Copy out all of the material exactly.
+++
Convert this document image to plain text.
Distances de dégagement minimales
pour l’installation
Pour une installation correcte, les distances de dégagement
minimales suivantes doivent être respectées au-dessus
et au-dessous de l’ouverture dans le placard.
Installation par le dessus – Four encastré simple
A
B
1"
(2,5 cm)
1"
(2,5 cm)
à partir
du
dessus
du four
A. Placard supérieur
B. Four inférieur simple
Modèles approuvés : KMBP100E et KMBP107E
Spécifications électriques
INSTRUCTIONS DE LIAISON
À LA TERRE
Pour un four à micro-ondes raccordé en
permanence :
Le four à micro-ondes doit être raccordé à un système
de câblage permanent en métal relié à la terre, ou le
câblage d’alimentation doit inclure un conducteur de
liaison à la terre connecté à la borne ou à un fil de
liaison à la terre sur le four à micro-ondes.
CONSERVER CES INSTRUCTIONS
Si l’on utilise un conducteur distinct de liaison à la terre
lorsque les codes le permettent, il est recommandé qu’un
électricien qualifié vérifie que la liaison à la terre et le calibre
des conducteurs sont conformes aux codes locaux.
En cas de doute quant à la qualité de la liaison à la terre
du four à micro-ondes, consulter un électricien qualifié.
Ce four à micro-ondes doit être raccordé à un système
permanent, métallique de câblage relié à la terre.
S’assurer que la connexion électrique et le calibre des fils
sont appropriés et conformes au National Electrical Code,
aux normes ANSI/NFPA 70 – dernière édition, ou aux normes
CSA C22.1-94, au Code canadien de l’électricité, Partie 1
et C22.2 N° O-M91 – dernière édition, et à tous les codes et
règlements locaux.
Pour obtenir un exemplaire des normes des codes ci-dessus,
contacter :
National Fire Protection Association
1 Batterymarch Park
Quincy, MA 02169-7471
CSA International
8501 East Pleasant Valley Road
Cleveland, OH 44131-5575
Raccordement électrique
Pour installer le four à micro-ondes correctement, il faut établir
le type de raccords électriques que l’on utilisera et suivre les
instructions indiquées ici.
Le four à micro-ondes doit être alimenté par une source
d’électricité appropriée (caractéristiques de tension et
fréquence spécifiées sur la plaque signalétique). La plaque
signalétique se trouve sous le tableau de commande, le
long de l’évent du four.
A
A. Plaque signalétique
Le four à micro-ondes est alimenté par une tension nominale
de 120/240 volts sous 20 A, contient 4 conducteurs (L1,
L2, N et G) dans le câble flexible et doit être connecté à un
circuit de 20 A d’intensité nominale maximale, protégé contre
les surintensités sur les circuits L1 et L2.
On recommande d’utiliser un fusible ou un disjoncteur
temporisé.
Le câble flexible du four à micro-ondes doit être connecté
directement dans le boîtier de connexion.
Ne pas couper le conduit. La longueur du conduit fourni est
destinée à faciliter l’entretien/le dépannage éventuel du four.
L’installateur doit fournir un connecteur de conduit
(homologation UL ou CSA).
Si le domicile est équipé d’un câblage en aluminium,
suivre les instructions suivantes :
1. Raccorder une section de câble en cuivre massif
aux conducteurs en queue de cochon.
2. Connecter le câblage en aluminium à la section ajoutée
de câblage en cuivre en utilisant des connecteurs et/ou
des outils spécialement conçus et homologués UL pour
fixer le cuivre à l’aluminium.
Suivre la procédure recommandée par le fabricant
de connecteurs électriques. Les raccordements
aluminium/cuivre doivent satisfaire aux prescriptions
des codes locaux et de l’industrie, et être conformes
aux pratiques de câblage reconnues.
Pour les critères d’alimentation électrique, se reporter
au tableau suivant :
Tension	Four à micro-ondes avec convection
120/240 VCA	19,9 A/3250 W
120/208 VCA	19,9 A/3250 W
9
+++
### Full response
Convert this document image to plain text.
Distances de dégagement minimales
pour l’installation
Pour une installation correcte, les distances de dégagement
minimales suivantes doivent être respectées au-dessus
et au-dessous de l’ouverture dans le placard.
Installation par le dessus – Four encastré simple
A
B
1"
(2,5 cm)
1"
(2,5 cm)
à partir
du
dessus
du four
A. Placard supérieur
B. Four inférieur simple
Modèles approuvés : KMBP100E et KMBP107E
Spécifications électriques
INSTRUCTIONS DE LIAISON
À LA TERRE
Pour un four à micro-ondes raccordé en
permanence :
Le four à micro-ondes doit être raccordé à un système
de câblage permanent en métal relié à la terre, ou le
câblage d’alimentation doit inclure un conducteur de
liaison à la terre connecté à la borne ou à un fil de
liaison à la terre sur le four à micro-ondes.
CONSERVER CES INSTRUCTIONS
Si l’on utilise un conducteur distinct de liaison à la terre
lorsque les codes le permettent, il est recommandé qu’un
électricien qualifié vérifie que la liaison à la terre et le calibre
des conducteurs sont conformes aux codes locaux.
En cas de doute quant à la qualité de la liaison à la terre
du four à micro-ondes, consulter un électricien qualifié.
Ce four à micro-ondes doit être raccordé à un système
permanent, métallique de câblage relié à la terre.
S’assurer que la connexion électrique et le calibre des fils
sont appropriés et conformes au National Electrical Code,
aux normes ANSI/NFPA 70 – dernière édition, ou aux normes
CSA C22.1-94, au Code canadien de l’électricité, Partie 1
et C22.2 N° O-M91 – dernière édition, et à tous les codes et
règlements locaux.
Pour obtenir un exemplaire des normes des codes ci-dessus,
contacter :
National Fire Protection Association
1 Batterymarch Park
Quincy, MA 02169-7471
CSA International
8501 East Pleasant Valley Road
Cleveland, OH 44131-5575
Raccordement électrique
Pour installer le four à micro-ondes correctement, il faut établir
le type de raccords électriques que l’on utilisera et suivre les
instructions indiquées ici.
Le four à micro-ondes doit être alimenté par une source
d’électricité appropriée (caractéristiques de tension et
fréquence spécifiées sur la plaque signalétique). La plaque
signalétique se trouve sous le tableau de commande, le
long de l’évent du four.
A
A. Plaque signalétique
Le four à micro-ondes est alimenté par une tension nominale
de 120/240 volts sous 20 A, contient 4 conducteurs (L1,
L2, N et G) dans le câble flexible et doit être connecté à un
circuit de 20 A d’intensité nominale maximale, protégé contre
les surintensités sur les circuits L1 et L2.
On recommande d’utiliser un fusible ou un disjoncteur
temporisé.
Le câble flexible du four à micro-ondes doit être connecté
directement dans le boîtier de connexion.
Ne pas couper le conduit. La longueur du conduit fourni est
destinée à faciliter l’entretien/le dépannage éventuel du four.
L’installateur doit fournir un connecteur de conduit
(homologation UL ou CSA).
Si le domicile est équipé d’un câblage en aluminium,
suivre les instructions suivantes :
1. Raccorder une section de câble en cuivre massif
aux conducteurs en queue de cochon.
2. Connecter le câblage en aluminium à la section ajoutée
de câblage en cuivre en utilisant des connecteurs et/ou
des outils spécialement conçus et homologués UL pour
fixer le cuivre à l’aluminium.
Suivre la procédure recommandée par le fabricant
de connecteurs électriques. Les raccordements
aluminium/cuivre doivent satisfaire aux prescriptions
des codes locaux et de l’industrie, et être conformes
aux pratiques de câblage reconnues.
Pour les critères d’alimentation électrique, se reporter
au tableau suivant :
Tension	Four à micro-ondes avec convection
120/240 VCA	19,9 A/3250 W
120/208 VCA	19,9 A/3250 W
9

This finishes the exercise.